> _Dataset records_:
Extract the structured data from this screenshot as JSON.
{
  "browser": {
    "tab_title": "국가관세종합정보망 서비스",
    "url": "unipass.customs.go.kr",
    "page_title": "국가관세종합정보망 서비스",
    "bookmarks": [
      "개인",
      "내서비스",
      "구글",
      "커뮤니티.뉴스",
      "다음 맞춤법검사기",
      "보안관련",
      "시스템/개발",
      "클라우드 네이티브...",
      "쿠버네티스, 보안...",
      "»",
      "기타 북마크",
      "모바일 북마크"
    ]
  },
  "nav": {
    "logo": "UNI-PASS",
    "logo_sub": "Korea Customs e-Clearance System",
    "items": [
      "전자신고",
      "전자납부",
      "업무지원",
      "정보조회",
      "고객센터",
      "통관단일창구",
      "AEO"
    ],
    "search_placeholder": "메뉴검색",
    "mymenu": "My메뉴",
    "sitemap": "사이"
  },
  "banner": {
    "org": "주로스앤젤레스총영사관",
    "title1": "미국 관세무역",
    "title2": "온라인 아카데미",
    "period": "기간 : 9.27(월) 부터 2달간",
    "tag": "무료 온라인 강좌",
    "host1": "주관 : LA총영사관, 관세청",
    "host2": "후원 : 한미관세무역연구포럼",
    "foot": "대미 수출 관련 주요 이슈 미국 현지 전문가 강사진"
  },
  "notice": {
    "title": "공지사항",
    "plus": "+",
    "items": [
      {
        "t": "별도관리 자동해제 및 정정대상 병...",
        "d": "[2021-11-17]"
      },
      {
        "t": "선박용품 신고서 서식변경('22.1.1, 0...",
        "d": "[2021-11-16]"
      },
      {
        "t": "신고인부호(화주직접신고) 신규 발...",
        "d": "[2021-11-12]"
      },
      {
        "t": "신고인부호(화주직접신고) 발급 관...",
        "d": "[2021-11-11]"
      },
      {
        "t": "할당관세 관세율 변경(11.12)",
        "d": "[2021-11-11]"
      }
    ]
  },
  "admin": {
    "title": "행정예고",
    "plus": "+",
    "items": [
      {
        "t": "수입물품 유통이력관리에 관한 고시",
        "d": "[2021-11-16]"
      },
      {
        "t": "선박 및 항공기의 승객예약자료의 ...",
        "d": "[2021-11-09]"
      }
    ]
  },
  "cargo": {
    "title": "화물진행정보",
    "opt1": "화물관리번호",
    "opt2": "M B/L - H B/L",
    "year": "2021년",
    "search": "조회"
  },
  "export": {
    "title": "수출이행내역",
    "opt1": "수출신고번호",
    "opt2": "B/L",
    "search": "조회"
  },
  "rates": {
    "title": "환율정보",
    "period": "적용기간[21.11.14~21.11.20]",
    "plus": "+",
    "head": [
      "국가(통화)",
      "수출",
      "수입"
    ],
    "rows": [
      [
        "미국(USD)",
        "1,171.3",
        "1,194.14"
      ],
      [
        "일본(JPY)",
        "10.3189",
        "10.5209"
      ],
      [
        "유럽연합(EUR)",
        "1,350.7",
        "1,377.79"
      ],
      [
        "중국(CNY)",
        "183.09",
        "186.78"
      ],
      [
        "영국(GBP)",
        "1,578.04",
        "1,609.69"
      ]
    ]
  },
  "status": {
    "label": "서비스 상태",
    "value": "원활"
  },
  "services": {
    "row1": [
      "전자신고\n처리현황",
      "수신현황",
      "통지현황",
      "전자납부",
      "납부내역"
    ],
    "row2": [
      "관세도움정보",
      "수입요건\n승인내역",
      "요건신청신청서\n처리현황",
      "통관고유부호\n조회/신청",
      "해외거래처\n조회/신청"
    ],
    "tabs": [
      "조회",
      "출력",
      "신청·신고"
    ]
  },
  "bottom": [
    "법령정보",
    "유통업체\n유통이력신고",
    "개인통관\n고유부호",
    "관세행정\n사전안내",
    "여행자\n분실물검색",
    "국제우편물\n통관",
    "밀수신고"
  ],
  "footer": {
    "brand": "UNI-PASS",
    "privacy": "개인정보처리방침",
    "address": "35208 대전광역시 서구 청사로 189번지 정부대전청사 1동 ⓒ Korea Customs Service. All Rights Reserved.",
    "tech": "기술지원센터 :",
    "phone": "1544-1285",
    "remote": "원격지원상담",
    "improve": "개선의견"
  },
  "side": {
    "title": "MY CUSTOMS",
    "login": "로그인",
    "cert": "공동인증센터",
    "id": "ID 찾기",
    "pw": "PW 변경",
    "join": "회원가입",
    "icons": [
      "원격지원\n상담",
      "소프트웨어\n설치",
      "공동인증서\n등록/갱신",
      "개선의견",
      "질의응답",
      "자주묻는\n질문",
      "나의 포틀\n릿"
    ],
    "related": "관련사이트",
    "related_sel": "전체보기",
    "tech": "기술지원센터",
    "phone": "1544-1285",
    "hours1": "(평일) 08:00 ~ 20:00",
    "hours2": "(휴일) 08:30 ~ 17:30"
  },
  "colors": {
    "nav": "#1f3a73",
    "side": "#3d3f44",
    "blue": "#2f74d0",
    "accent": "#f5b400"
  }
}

> _Problem to solve_:
Count every line in the data that contains the word "국가관세종합정보망", then give that count and nothing else.

> _Result of the exercise_:
2